**Problem**
Tell how many lines in the data below include the word "true". The answer is the number only.

(Dataset entries on figures)
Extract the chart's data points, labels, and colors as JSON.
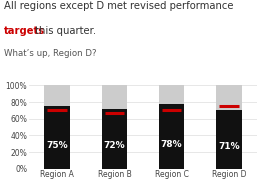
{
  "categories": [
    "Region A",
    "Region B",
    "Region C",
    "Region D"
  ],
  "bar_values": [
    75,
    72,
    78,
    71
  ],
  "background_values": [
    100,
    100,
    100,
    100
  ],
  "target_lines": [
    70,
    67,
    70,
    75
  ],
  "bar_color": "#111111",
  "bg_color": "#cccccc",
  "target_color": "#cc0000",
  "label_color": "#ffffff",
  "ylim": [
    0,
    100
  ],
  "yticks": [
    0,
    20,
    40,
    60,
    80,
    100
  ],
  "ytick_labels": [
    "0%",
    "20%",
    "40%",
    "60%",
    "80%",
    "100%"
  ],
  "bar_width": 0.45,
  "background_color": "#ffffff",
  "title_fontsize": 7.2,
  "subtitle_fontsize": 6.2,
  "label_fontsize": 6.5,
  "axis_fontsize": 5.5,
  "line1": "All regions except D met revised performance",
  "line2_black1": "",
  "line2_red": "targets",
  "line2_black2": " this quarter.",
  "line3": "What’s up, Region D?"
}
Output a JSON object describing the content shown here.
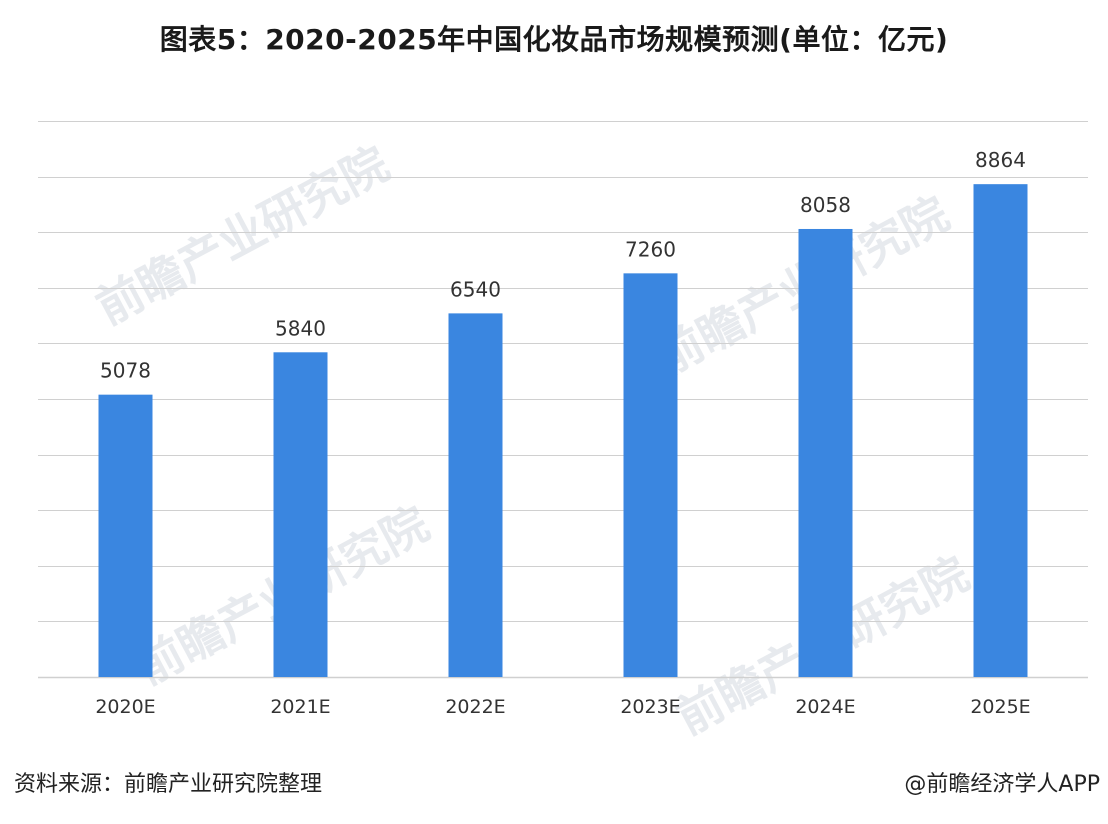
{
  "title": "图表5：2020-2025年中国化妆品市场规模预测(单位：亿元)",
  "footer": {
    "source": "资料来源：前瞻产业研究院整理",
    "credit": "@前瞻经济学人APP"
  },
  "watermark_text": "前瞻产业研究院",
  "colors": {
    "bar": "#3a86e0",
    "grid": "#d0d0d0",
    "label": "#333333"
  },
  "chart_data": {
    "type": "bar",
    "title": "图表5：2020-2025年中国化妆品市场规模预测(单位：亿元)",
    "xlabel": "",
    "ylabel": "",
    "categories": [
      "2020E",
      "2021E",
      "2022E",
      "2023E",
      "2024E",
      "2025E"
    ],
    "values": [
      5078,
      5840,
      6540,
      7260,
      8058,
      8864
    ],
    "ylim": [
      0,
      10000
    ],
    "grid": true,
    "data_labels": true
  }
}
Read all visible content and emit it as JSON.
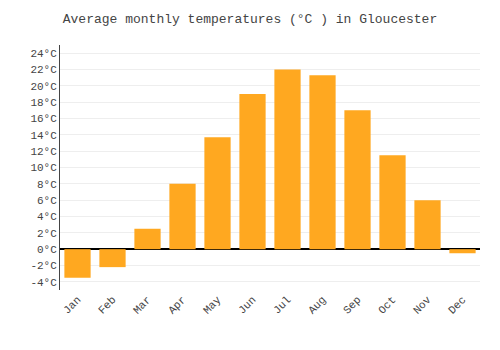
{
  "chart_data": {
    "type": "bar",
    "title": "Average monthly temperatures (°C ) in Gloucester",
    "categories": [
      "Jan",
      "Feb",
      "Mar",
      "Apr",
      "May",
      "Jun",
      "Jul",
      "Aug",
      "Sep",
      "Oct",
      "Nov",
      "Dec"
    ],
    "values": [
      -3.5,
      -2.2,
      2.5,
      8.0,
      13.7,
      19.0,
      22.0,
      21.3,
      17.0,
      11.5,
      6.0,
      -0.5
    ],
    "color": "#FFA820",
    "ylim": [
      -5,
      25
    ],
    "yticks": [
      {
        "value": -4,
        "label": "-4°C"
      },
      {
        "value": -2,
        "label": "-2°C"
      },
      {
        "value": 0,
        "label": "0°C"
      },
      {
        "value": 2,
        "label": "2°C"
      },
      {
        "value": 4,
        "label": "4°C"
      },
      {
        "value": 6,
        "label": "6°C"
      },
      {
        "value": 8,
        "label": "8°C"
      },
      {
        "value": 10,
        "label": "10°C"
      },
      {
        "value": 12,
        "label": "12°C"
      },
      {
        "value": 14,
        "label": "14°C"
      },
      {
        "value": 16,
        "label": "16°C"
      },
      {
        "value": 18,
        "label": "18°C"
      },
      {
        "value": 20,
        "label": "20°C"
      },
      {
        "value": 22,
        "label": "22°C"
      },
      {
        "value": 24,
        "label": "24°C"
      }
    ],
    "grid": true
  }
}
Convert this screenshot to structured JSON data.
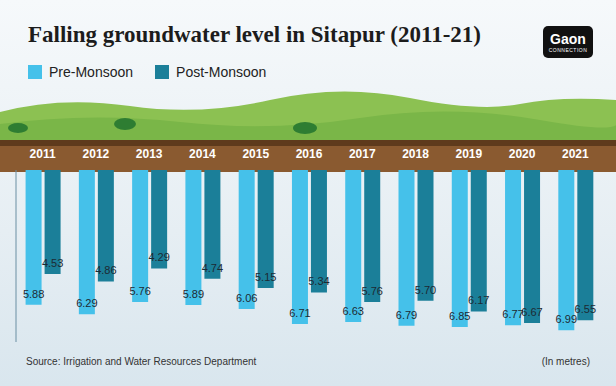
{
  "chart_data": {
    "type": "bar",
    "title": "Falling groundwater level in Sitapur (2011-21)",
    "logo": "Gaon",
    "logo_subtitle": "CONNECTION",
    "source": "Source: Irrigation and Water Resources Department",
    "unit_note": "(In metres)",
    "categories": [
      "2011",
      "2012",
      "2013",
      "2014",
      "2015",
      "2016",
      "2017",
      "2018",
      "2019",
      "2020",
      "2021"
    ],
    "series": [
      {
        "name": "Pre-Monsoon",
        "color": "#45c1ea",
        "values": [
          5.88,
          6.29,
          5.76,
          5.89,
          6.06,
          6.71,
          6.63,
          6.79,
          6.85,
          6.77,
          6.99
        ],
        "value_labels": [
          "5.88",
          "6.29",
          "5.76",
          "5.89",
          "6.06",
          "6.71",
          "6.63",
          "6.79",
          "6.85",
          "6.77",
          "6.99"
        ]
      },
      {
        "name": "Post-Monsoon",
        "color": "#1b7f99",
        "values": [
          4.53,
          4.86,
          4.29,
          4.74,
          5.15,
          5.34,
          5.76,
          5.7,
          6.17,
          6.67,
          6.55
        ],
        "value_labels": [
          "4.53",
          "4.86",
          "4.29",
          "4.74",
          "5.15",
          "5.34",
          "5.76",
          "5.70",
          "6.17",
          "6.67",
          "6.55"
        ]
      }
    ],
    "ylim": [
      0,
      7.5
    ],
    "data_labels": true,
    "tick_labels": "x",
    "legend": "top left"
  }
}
* * *
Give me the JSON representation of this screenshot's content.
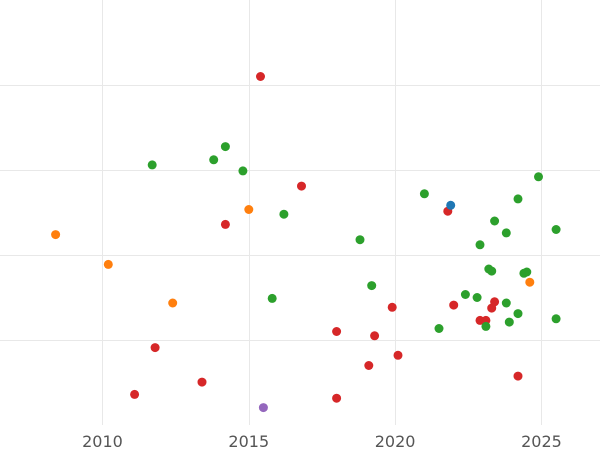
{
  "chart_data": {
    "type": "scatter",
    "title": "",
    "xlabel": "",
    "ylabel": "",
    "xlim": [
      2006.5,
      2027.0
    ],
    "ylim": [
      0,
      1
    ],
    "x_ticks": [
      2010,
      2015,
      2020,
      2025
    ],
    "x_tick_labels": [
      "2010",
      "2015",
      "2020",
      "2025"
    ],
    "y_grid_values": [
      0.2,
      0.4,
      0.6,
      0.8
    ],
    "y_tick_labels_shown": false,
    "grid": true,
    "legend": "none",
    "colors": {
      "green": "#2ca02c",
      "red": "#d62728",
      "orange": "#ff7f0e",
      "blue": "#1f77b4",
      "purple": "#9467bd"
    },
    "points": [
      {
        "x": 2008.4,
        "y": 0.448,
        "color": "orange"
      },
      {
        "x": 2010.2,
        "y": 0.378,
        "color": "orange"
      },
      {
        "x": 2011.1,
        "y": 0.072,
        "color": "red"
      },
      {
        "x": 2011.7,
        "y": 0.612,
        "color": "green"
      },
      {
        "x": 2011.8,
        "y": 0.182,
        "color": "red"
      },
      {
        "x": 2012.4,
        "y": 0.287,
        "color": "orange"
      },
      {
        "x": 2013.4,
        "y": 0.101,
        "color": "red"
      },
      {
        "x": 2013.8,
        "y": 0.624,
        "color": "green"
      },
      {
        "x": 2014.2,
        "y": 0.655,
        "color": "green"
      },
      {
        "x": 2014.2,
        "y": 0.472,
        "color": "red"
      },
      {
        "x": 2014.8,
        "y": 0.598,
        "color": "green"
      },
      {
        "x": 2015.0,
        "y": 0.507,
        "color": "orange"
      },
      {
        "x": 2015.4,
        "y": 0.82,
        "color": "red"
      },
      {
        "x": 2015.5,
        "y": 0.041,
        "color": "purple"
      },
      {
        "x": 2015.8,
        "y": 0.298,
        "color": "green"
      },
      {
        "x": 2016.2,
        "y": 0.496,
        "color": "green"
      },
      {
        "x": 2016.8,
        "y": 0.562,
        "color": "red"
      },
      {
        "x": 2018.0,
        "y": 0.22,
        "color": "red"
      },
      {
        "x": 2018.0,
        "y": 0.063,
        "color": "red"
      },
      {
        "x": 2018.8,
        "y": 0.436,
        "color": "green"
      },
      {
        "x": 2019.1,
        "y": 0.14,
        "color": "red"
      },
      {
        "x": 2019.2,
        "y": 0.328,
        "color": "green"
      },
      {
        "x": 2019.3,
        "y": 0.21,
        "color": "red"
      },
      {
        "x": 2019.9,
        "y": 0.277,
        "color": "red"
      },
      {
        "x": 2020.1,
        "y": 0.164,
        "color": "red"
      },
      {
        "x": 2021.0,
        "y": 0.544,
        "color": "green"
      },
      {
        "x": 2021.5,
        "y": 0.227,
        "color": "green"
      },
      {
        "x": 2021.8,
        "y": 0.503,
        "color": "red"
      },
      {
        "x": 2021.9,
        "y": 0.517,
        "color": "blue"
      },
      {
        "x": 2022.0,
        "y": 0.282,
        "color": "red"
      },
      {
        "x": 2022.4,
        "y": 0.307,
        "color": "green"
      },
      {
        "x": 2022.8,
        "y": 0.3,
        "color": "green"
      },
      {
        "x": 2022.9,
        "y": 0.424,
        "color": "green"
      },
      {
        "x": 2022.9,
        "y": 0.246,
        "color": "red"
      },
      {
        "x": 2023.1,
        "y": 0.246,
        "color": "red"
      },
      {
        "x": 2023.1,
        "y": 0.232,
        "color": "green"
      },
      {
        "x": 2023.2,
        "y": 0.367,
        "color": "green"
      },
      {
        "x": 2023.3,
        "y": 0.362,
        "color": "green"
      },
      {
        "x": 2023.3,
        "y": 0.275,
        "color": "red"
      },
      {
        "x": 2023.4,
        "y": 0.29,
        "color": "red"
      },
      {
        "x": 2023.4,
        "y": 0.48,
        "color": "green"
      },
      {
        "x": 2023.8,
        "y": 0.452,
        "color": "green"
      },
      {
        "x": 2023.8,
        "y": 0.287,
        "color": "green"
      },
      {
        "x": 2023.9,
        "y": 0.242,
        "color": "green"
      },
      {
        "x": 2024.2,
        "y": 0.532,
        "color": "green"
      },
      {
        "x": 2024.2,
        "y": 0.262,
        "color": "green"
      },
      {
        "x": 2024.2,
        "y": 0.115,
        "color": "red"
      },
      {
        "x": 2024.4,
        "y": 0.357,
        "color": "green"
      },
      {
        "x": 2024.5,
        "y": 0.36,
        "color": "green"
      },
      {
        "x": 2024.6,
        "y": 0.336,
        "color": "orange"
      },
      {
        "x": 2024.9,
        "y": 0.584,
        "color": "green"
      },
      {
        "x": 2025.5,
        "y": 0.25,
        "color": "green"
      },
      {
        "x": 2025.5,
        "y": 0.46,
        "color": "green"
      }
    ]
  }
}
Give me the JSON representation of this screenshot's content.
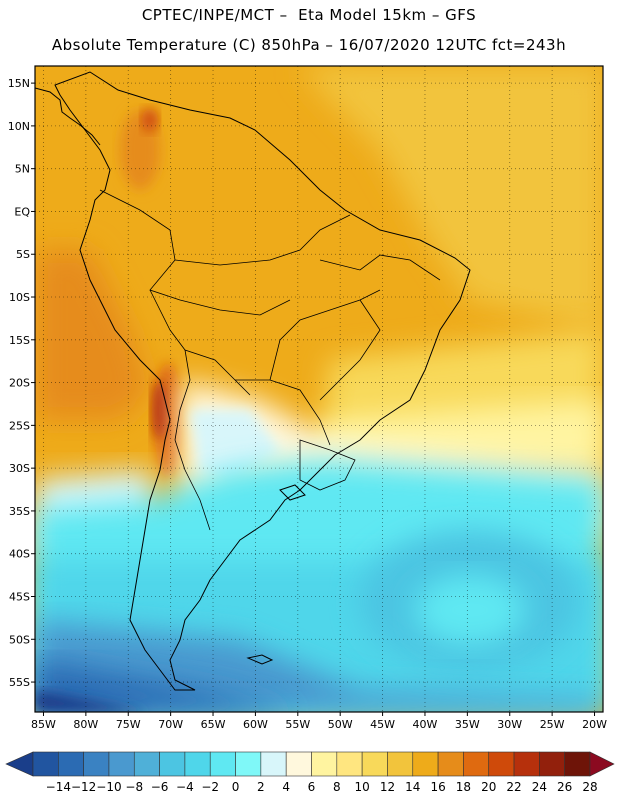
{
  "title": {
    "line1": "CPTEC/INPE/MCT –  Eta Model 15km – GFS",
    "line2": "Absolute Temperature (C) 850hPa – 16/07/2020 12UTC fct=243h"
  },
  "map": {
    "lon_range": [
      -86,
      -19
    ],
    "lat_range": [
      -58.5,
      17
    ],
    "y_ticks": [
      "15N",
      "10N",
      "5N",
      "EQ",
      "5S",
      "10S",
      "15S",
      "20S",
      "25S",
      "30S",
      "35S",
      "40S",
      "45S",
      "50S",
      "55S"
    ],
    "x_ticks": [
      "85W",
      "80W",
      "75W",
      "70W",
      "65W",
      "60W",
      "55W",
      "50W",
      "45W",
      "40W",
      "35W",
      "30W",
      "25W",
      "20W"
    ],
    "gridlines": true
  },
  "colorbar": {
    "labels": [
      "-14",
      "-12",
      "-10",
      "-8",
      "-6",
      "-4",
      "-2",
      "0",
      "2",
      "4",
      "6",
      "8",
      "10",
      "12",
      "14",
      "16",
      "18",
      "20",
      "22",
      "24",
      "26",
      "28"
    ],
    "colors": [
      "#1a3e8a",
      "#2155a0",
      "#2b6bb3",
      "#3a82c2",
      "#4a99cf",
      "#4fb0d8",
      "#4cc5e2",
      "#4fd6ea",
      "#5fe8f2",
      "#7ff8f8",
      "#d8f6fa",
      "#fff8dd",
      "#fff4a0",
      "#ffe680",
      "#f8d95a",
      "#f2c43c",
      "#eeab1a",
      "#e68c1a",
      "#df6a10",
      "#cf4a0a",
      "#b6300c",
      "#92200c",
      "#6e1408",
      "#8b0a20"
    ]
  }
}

**Completed exercise**
6